What this task involves –
Return a copy of each line that holds the string "značek".

▼

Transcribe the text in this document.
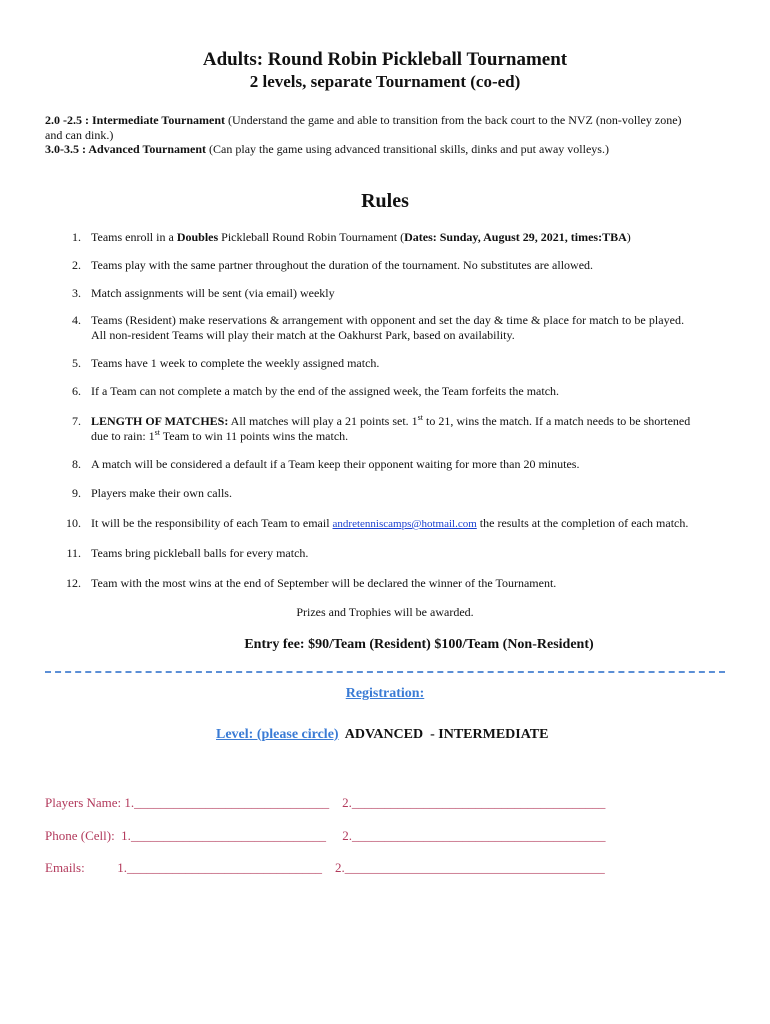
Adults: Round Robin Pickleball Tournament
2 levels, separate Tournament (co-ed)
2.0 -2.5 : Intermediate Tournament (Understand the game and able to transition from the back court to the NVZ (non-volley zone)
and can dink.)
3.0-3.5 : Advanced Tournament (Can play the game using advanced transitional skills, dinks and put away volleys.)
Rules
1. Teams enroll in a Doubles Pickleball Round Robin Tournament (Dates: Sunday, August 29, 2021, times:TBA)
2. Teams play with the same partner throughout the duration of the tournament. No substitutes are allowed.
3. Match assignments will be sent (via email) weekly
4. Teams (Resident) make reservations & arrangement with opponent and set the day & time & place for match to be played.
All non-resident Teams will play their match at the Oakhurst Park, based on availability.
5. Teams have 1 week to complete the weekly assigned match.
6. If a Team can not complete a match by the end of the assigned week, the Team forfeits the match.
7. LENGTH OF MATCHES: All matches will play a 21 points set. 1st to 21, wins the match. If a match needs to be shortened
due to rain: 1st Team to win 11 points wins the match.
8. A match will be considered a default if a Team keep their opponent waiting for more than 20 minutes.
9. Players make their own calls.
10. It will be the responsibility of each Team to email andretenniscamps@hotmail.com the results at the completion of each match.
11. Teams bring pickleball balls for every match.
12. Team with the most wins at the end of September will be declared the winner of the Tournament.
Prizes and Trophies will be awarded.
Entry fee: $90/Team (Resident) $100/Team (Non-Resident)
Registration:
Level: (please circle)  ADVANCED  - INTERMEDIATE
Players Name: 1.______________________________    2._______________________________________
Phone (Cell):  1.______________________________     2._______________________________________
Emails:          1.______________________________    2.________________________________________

▲
▼

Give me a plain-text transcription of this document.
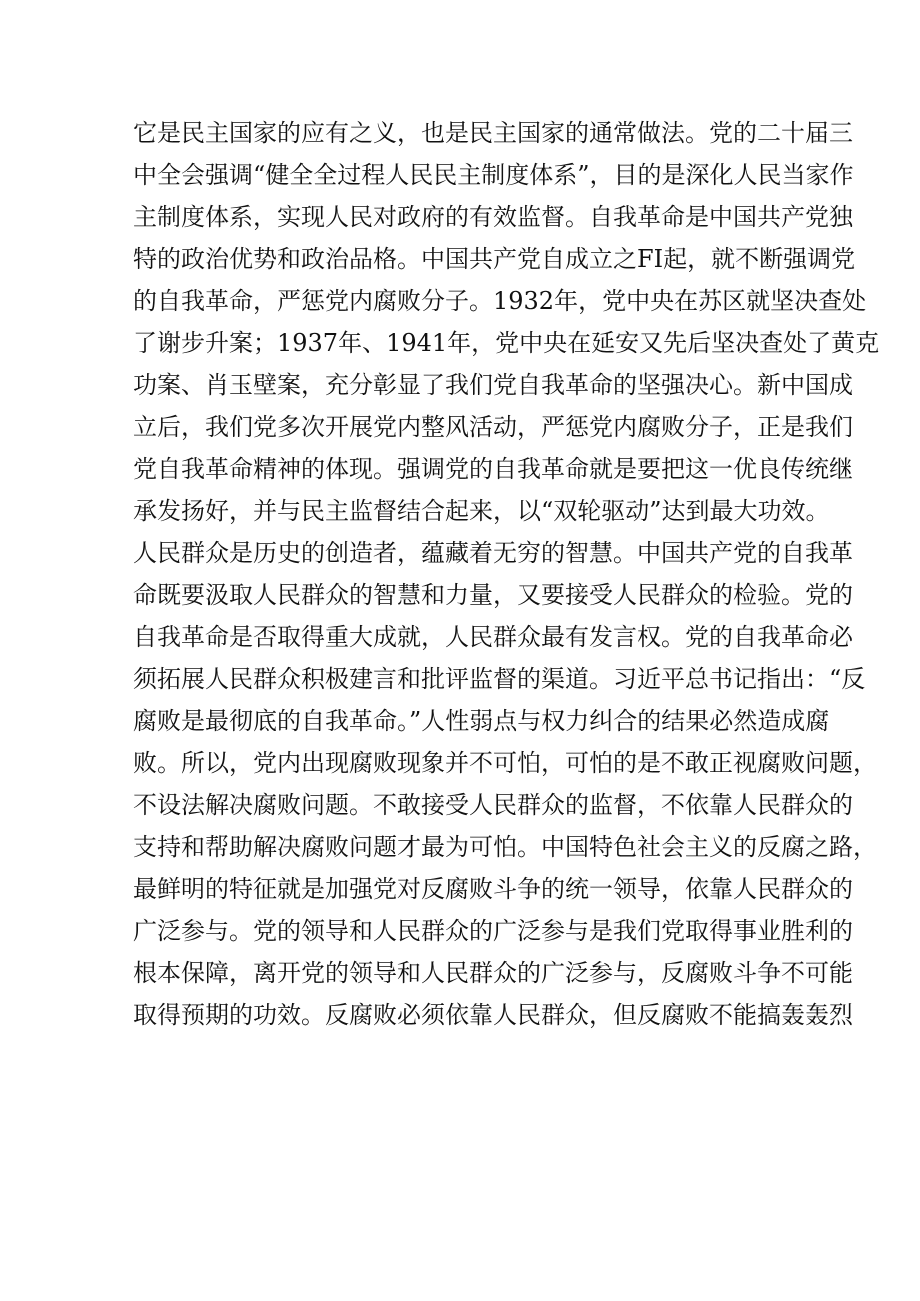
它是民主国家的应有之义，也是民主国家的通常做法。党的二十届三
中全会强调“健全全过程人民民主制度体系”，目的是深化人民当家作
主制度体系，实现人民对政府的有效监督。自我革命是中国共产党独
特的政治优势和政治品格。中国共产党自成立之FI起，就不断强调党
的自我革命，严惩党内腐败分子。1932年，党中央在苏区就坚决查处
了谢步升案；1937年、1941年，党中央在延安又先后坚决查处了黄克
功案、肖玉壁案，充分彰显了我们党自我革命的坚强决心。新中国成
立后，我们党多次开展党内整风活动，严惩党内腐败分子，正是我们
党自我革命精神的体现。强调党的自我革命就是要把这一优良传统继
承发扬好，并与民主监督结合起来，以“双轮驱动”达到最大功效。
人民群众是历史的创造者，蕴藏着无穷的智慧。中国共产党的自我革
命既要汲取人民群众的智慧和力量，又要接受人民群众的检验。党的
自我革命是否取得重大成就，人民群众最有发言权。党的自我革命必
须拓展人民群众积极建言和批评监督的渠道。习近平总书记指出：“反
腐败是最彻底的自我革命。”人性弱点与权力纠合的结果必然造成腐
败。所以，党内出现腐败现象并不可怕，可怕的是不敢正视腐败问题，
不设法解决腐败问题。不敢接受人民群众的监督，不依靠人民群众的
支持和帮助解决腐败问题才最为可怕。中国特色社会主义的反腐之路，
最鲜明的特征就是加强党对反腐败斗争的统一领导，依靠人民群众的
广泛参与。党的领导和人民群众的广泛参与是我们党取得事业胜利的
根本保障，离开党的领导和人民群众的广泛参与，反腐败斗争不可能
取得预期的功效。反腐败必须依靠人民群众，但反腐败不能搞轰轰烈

▲
▼

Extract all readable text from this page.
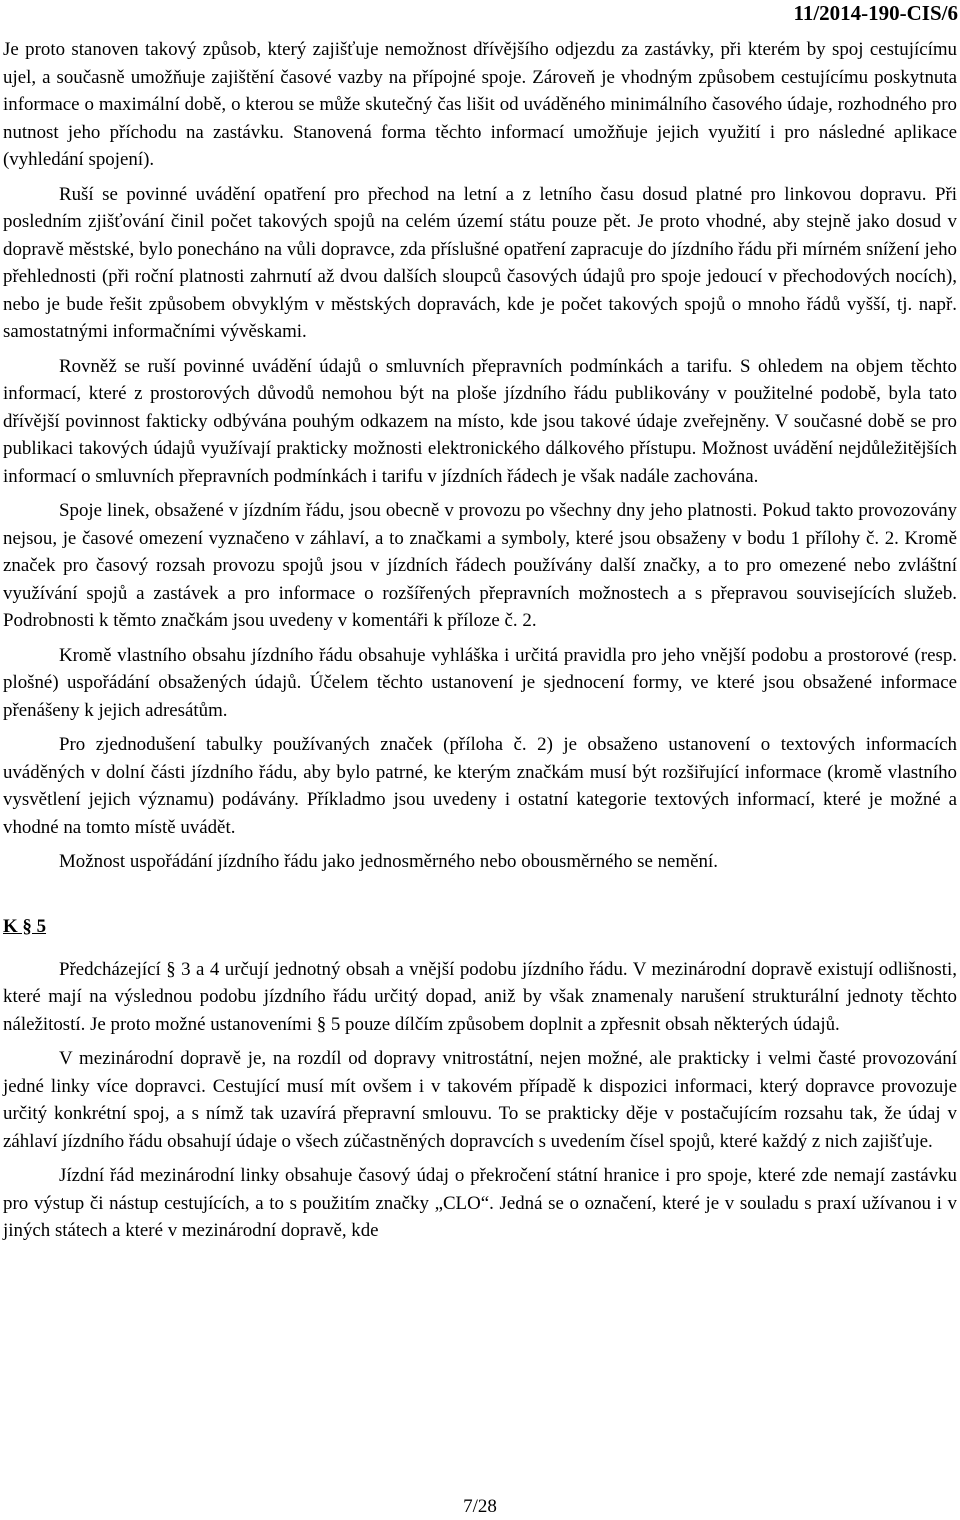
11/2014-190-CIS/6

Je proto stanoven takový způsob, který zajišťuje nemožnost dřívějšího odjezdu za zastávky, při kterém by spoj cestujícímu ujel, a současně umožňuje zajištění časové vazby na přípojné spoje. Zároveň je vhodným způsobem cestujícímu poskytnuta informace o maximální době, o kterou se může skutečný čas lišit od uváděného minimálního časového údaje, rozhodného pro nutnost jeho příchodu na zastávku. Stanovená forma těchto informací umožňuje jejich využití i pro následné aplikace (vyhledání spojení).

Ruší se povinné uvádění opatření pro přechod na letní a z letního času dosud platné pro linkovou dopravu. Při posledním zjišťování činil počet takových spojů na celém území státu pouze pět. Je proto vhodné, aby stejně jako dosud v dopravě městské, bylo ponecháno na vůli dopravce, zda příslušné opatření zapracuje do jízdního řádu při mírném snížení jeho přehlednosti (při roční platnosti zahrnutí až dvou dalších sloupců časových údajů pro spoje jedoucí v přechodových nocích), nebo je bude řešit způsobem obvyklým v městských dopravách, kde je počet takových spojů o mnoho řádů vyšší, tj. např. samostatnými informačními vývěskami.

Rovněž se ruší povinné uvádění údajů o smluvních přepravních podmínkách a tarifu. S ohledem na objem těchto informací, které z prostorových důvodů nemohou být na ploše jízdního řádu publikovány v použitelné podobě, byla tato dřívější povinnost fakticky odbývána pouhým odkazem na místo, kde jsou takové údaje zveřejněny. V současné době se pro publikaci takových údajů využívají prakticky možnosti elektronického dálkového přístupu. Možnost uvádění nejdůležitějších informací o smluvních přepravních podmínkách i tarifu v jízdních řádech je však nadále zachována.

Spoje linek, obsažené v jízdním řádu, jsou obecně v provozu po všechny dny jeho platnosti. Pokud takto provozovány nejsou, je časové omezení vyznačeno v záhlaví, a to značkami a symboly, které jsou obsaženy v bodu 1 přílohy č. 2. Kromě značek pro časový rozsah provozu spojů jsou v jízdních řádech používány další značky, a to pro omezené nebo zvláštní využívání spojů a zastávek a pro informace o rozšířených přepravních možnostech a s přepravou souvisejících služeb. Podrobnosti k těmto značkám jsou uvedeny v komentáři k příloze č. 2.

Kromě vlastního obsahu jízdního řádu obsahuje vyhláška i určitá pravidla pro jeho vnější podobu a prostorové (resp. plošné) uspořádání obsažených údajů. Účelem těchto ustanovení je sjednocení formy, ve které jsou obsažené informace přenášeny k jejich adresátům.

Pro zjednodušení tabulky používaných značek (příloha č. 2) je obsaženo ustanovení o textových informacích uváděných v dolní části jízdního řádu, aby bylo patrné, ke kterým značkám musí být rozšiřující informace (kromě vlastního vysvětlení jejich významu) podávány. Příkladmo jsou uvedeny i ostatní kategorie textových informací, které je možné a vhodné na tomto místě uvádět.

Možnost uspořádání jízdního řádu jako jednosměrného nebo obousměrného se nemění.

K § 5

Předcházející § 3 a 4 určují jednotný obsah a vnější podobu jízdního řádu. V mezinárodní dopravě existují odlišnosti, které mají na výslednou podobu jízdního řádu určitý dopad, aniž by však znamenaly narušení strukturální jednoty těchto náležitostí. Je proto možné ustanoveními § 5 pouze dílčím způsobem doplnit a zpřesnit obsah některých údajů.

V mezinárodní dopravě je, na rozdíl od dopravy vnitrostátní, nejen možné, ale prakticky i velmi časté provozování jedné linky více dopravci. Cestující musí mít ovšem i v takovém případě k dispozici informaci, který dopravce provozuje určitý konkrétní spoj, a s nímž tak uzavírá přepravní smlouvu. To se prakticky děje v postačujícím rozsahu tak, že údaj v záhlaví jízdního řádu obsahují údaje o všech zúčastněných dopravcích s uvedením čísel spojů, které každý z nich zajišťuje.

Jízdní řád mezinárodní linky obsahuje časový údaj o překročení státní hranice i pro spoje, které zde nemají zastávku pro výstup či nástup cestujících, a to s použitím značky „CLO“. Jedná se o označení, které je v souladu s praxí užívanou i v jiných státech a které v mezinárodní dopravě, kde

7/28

▲

Result for this task –
Spoje linek, obsažené v jízdním řádu, jsou obecně v provozu po všechny dny jeho platnosti. Pokud takto provozovány nejsou, je časové omezení vyznačeno v záhlaví, a to značkami a symboly, které jsou obsaženy v bodu 1 přílohy č. 2. Kromě značek pro časový rozsah provozu spojů jsou v jízdních řádech používány další značky, a to pro omezené nebo zvláštní využívání spojů a zastávek a pro informace o rozšířených přepravních možnostech a s přepravou souvisejících služeb. Podrobnosti k těmto značkám jsou uvedeny v komentáři k příloze č. 2.
Pro zjednodušení tabulky používaných značek (příloha č. 2) je obsaženo ustanovení o textových informacích uváděných v dolní části jízdního řádu, aby bylo patrné, ke kterým značkám musí být rozšiřující informace (kromě vlastního vysvětlení jejich významu) podávány. Příkladmo jsou uvedeny i ostatní kategorie textových informací, které je možné a vhodné na tomto místě uvádět.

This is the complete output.